## To be done:
From the entries below, gather each line containing the word "Version".

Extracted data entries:
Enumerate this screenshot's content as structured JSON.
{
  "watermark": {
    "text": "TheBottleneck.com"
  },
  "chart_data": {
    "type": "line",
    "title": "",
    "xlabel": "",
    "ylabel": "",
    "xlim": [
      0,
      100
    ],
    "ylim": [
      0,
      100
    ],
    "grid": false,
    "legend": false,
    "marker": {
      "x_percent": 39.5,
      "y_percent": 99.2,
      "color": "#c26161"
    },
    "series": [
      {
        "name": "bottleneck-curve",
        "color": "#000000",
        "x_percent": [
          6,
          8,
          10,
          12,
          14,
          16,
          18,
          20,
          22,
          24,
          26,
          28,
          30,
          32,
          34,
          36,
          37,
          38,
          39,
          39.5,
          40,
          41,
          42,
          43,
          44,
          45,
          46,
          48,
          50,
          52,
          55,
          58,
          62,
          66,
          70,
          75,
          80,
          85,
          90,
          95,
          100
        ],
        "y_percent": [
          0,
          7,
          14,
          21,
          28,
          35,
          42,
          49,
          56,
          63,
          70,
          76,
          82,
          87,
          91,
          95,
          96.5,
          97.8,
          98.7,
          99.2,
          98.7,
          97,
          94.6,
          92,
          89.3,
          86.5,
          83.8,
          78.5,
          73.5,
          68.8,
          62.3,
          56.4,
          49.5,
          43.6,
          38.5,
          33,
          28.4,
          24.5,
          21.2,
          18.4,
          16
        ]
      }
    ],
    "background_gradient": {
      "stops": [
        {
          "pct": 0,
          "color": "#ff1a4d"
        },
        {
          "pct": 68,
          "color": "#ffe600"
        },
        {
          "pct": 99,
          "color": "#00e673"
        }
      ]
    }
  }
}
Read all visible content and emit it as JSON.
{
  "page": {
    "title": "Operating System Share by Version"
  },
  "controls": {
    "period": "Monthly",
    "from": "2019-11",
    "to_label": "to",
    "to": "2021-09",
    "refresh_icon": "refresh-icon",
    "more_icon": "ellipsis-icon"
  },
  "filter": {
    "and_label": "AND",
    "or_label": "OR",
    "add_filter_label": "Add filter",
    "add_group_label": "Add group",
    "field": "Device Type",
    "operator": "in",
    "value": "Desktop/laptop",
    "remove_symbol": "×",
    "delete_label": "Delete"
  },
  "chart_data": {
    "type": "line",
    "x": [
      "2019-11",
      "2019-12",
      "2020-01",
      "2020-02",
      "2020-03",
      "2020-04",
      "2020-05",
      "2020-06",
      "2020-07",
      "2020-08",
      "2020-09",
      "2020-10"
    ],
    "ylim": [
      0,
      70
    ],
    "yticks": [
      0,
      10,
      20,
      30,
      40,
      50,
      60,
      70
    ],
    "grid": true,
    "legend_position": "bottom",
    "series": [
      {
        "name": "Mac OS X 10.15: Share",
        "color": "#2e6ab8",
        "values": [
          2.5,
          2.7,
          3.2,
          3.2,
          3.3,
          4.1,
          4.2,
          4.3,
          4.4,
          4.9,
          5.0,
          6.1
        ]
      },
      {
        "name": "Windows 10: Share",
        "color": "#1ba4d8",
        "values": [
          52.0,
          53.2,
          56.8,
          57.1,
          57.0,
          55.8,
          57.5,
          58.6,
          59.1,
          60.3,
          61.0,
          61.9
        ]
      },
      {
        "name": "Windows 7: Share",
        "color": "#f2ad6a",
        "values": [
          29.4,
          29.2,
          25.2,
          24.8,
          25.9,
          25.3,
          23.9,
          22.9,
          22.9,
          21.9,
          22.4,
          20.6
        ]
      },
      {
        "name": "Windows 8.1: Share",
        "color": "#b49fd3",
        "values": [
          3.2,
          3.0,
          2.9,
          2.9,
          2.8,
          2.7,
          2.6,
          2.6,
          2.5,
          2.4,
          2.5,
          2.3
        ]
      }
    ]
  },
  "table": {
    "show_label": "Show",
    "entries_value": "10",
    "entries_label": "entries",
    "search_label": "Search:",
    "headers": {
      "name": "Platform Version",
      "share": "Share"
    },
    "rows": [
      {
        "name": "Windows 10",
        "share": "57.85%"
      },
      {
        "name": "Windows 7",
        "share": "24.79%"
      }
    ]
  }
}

## Output below:
    "title": "Operating System Share by Version"
      "name": "Platform Version",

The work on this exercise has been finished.